Information shown
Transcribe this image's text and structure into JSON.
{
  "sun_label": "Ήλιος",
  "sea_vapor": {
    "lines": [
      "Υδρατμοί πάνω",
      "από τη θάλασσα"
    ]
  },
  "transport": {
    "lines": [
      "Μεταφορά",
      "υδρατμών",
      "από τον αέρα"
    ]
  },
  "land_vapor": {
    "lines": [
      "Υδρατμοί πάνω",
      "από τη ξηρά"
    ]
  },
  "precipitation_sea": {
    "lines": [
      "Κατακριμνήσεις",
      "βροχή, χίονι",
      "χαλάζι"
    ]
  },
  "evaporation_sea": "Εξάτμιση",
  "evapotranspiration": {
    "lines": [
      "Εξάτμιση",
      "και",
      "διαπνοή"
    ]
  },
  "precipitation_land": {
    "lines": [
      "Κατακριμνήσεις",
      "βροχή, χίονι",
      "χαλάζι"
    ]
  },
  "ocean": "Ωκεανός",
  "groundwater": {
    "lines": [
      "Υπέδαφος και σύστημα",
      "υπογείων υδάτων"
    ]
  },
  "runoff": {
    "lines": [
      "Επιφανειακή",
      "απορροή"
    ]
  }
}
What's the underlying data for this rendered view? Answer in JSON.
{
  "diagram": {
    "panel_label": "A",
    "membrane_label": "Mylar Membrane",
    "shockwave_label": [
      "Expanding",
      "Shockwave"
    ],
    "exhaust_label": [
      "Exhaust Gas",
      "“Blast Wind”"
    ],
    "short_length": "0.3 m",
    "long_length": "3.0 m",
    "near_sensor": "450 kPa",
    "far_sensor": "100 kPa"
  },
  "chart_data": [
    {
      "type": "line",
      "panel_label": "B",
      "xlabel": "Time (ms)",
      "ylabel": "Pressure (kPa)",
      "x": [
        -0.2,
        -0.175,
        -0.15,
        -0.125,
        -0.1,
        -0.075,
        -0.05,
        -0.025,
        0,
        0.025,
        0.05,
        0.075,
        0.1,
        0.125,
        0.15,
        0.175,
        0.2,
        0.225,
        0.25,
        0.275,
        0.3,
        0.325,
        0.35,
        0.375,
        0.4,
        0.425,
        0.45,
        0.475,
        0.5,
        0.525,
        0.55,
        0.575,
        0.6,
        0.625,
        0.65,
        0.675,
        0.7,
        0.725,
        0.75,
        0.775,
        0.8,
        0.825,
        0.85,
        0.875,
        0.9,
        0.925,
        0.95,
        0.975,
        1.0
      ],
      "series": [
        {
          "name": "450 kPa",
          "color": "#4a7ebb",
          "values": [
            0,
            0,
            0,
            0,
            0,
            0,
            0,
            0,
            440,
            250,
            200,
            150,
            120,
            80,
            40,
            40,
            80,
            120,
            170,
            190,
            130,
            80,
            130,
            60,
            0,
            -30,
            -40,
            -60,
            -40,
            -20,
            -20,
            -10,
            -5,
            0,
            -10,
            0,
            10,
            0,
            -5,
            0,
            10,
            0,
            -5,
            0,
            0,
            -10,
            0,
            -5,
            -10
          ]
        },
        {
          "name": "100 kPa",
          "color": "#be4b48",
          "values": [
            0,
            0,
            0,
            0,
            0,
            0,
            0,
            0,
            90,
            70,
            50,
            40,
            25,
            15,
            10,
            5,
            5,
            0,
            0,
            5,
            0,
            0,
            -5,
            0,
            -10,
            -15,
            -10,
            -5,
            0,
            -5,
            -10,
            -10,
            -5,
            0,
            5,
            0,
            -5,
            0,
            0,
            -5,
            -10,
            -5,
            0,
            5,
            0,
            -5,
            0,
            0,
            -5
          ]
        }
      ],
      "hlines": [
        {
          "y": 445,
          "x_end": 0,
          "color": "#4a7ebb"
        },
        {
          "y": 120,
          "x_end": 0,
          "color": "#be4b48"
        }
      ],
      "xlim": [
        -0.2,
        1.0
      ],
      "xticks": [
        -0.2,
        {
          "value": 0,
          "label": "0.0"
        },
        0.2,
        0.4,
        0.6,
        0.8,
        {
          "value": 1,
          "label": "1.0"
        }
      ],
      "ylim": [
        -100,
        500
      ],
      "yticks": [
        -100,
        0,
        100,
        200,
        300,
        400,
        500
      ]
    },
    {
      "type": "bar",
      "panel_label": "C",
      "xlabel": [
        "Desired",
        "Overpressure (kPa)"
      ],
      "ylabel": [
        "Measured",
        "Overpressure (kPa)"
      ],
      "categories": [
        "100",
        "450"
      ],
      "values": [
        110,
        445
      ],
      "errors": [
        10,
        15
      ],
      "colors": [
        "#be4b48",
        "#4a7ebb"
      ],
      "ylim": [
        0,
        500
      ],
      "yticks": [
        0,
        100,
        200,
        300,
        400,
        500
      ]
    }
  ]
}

Instructions to follow
Check each line in the records for the word "JSON" and say how many have it, with nothing else.

Solution for this problem
2